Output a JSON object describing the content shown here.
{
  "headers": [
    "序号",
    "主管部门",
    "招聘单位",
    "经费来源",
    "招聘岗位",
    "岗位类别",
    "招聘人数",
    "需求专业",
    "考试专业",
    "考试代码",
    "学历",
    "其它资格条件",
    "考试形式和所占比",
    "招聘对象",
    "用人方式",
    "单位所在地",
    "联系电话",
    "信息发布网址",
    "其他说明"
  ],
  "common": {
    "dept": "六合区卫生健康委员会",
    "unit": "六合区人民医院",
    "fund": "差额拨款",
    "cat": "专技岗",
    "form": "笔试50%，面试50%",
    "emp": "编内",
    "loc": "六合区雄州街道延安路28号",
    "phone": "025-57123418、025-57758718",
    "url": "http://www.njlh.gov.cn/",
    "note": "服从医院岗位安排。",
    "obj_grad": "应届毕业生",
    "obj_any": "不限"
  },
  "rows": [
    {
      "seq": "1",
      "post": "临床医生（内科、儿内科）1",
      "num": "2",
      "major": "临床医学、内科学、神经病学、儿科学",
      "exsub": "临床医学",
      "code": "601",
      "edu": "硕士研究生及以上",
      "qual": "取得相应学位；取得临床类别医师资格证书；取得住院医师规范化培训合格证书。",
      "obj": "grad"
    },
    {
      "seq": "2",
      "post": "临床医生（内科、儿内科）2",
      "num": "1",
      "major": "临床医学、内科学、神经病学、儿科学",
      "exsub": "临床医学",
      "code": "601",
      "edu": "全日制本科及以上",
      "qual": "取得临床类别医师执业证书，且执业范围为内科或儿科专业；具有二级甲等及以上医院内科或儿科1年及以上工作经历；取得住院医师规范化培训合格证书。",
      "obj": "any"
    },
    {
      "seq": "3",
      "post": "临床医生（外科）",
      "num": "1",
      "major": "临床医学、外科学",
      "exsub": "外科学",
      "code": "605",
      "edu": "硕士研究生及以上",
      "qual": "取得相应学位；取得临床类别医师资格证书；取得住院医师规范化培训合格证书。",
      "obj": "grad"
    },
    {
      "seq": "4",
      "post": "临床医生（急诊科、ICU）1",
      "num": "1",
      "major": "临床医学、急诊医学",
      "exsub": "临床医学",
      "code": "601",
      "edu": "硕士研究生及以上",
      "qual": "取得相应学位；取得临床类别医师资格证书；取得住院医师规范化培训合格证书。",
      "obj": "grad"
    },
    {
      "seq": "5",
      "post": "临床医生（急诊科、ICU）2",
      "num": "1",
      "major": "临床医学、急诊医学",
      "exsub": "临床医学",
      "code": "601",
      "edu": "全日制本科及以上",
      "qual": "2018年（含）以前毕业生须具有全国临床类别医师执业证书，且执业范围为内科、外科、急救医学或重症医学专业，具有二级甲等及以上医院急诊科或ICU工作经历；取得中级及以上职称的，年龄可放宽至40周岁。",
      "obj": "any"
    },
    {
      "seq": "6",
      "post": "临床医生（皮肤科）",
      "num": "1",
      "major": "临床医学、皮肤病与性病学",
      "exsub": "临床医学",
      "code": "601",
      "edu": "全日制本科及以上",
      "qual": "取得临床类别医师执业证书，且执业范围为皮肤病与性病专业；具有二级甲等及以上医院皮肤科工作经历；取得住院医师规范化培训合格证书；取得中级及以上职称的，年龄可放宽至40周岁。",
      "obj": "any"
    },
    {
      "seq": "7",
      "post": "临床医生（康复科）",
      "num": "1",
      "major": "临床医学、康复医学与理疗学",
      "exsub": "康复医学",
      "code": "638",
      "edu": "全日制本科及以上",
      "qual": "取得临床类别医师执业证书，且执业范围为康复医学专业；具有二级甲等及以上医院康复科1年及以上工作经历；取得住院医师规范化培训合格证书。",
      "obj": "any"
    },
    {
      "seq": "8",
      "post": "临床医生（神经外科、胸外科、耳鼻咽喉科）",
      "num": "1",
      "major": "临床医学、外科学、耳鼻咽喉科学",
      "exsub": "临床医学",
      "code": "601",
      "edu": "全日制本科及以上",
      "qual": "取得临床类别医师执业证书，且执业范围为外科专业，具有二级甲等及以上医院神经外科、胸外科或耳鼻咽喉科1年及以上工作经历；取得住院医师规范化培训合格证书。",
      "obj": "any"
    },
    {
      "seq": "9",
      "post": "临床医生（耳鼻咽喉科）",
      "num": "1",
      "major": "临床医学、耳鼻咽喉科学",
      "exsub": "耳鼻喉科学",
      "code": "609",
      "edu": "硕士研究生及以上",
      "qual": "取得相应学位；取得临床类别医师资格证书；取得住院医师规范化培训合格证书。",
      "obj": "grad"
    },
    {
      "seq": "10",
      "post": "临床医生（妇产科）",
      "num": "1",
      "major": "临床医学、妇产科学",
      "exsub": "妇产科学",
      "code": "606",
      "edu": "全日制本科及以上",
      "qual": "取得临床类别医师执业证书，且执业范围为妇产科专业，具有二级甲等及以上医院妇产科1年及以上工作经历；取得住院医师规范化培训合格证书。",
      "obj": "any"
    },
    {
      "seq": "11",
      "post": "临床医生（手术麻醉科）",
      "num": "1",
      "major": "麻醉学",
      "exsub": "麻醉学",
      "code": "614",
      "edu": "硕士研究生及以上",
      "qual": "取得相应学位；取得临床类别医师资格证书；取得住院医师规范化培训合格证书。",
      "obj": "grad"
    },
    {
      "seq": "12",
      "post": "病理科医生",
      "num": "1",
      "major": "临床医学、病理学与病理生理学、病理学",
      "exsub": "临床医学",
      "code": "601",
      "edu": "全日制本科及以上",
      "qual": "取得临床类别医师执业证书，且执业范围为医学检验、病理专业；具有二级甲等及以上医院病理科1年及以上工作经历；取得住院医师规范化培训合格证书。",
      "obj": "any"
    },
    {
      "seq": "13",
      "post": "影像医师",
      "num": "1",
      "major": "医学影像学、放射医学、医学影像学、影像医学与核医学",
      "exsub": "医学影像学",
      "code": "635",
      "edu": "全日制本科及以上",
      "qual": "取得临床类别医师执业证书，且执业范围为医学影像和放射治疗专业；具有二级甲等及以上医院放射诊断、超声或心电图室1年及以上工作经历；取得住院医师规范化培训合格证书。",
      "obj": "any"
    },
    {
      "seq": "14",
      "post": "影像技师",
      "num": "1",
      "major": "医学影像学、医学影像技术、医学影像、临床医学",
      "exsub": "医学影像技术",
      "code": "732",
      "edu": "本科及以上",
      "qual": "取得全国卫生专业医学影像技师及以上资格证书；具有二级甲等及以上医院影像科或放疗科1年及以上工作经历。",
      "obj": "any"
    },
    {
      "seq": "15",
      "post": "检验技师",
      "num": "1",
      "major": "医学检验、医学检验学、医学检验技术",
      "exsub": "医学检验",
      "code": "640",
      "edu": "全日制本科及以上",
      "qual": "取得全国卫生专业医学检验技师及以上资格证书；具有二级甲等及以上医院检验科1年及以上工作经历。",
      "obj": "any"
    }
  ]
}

■ ■ ■ ■ ■

- _Instructions to follow_
Copy out the full listing exactly.

- _Correct output_
Output a JSON object describing the content shown here.
{
  "headers": [
    "序号",
    "主管部门",
    "招聘单位",
    "经费来源",
    "招聘岗位",
    "岗位类别",
    "招聘人数",
    "需求专业",
    "考试专业",
    "考试代码",
    "学历",
    "其它资格条件",
    "考试形式和所占比",
    "招聘对象",
    "用人方式",
    "单位所在地",
    "联系电话",
    "信息发布网址",
    "其他说明"
  ],
  "common": {
    "dept": "六合区卫生健康委员会",
    "unit": "六合区人民医院",
    "fund": "差额拨款",
    "cat": "专技岗",
    "form": "笔试50%，面试50%",
    "emp": "编内",
    "loc": "六合区雄州街道延安路28号",
    "phone": "025-57123418、025-57758718",
    "url": "http://www.njlh.gov.cn/",
    "note": "服从医院岗位安排。",
    "obj_grad": "应届毕业生",
    "obj_any": "不限"
  },
  "rows": [
    {
      "seq": "1",
      "post": "临床医生（内科、儿内科）1",
      "num": "2",
      "major": "临床医学、内科学、神经病学、儿科学",
      "exsub": "临床医学",
      "code": "601",
      "edu": "硕士研究生及以上",
      "qual": "取得相应学位；取得临床类别医师资格证书；取得住院医师规范化培训合格证书。",
      "obj": "grad"
    },
    {
      "seq": "2",
      "post": "临床医生（内科、儿内科）2",
      "num": "1",
      "major": "临床医学、内科学、神经病学、儿科学",
      "exsub": "临床医学",
      "code": "601",
      "edu": "全日制本科及以上",
      "qual": "取得临床类别医师执业证书，且执业范围为内科或儿科专业；具有二级甲等及以上医院内科或儿科1年及以上工作经历；取得住院医师规范化培训合格证书。",
      "obj": "any"
    },
    {
      "seq": "3",
      "post": "临床医生（外科）",
      "num": "1",
      "major": "临床医学、外科学",
      "exsub": "外科学",
      "code": "605",
      "edu": "硕士研究生及以上",
      "qual": "取得相应学位；取得临床类别医师资格证书；取得住院医师规范化培训合格证书。",
      "obj": "grad"
    },
    {
      "seq": "4",
      "post": "临床医生（急诊科、ICU）1",
      "num": "1",
      "major": "临床医学、急诊医学",
      "exsub": "临床医学",
      "code": "601",
      "edu": "硕士研究生及以上",
      "qual": "取得相应学位；取得临床类别医师资格证书；取得住院医师规范化培训合格证书。",
      "obj": "grad"
    },
    {
      "seq": "5",
      "post": "临床医生（急诊科、ICU）2",
      "num": "1",
      "major": "临床医学、急诊医学",
      "exsub": "临床医学",
      "code": "601",
      "edu": "全日制本科及以上",
      "qual": "2018年（含）以前毕业生须具有全国临床类别医师执业证书，且执业范围为内科、外科、急救医学或重症医学专业，具有二级甲等及以上医院急诊科或ICU工作经历；取得中级及以上职称的，年龄可放宽至40周岁。",
      "obj": "any"
    },
    {
      "seq": "6",
      "post": "临床医生（皮肤科）",
      "num": "1",
      "major": "临床医学、皮肤病与性病学",
      "exsub": "临床医学",
      "code": "601",
      "edu": "全日制本科及以上",
      "qual": "取得临床类别医师执业证书，且执业范围为皮肤病与性病专业；具有二级甲等及以上医院皮肤科工作经历；取得住院医师规范化培训合格证书；取得中级及以上职称的，年龄可放宽至40周岁。",
      "obj": "any"
    },
    {
      "seq": "7",
      "post": "临床医生（康复科）",
      "num": "1",
      "major": "临床医学、康复医学与理疗学",
      "exsub": "康复医学",
      "code": "638",
      "edu": "全日制本科及以上",
      "qual": "取得临床类别医师执业证书，且执业范围为康复医学专业；具有二级甲等及以上医院康复科1年及以上工作经历；取得住院医师规范化培训合格证书。",
      "obj": "any"
    },
    {
      "seq": "8",
      "post": "临床医生（神经外科、胸外科、耳鼻咽喉科）",
      "num": "1",
      "major": "临床医学、外科学、耳鼻咽喉科学",
      "exsub": "临床医学",
      "code": "601",
      "edu": "全日制本科及以上",
      "qual": "取得临床类别医师执业证书，且执业范围为外科专业，具有二级甲等及以上医院神经外科、胸外科或耳鼻咽喉科1年及以上工作经历；取得住院医师规范化培训合格证书。",
      "obj": "any"
    },
    {
      "seq": "9",
      "post": "临床医生（耳鼻咽喉科）",
      "num": "1",
      "major": "临床医学、耳鼻咽喉科学",
      "exsub": "耳鼻喉科学",
      "code": "609",
      "edu": "硕士研究生及以上",
      "qual": "取得相应学位；取得临床类别医师资格证书；取得住院医师规范化培训合格证书。",
      "obj": "grad"
    },
    {
      "seq": "10",
      "post": "临床医生（妇产科）",
      "num": "1",
      "major": "临床医学、妇产科学",
      "exsub": "妇产科学",
      "code": "606",
      "edu": "全日制本科及以上",
      "qual": "取得临床类别医师执业证书，且执业范围为妇产科专业，具有二级甲等及以上医院妇产科1年及以上工作经历；取得住院医师规范化培训合格证书。",
      "obj": "any"
    },
    {
      "seq": "11",
      "post": "临床医生（手术麻醉科）",
      "num": "1",
      "major": "麻醉学",
      "exsub": "麻醉学",
      "code": "614",
      "edu": "硕士研究生及以上",
      "qual": "取得相应学位；取得临床类别医师资格证书；取得住院医师规范化培训合格证书。",
      "obj": "grad"
    },
    {
      "seq": "12",
      "post": "病理科医生",
      "num": "1",
      "major": "临床医学、病理学与病理生理学、病理学",
      "exsub": "临床医学",
      "code": "601",
      "edu": "全日制本科及以上",
      "qual": "取得临床类别医师执业证书，且执业范围为医学检验、病理专业；具有二级甲等及以上医院病理科1年及以上工作经历；取得住院医师规范化培训合格证书。",
      "obj": "any"
    },
    {
      "seq": "13",
      "post": "影像医师",
      "num": "1",
      "major": "医学影像学、放射医学、医学影像学、影像医学与核医学",
      "exsub": "医学影像学",
      "code": "635",
      "edu": "全日制本科及以上",
      "qual": "取得临床类别医师执业证书，且执业范围为医学影像和放射治疗专业；具有二级甲等及以上医院放射诊断、超声或心电图室1年及以上工作经历；取得住院医师规范化培训合格证书。",
      "obj": "any"
    },
    {
      "seq": "14",
      "post": "影像技师",
      "num": "1",
      "major": "医学影像学、医学影像技术、医学影像、临床医学",
      "exsub": "医学影像技术",
      "code": "732",
      "edu": "本科及以上",
      "qual": "取得全国卫生专业医学影像技师及以上资格证书；具有二级甲等及以上医院影像科或放疗科1年及以上工作经历。",
      "obj": "any"
    },
    {
      "seq": "15",
      "post": "检验技师",
      "num": "1",
      "major": "医学检验、医学检验学、医学检验技术",
      "exsub": "医学检验",
      "code": "640",
      "edu": "全日制本科及以上",
      "qual": "取得全国卫生专业医学检验技师及以上资格证书；具有二级甲等及以上医院检验科1年及以上工作经历。",
      "obj": "any"
    }
  ]
}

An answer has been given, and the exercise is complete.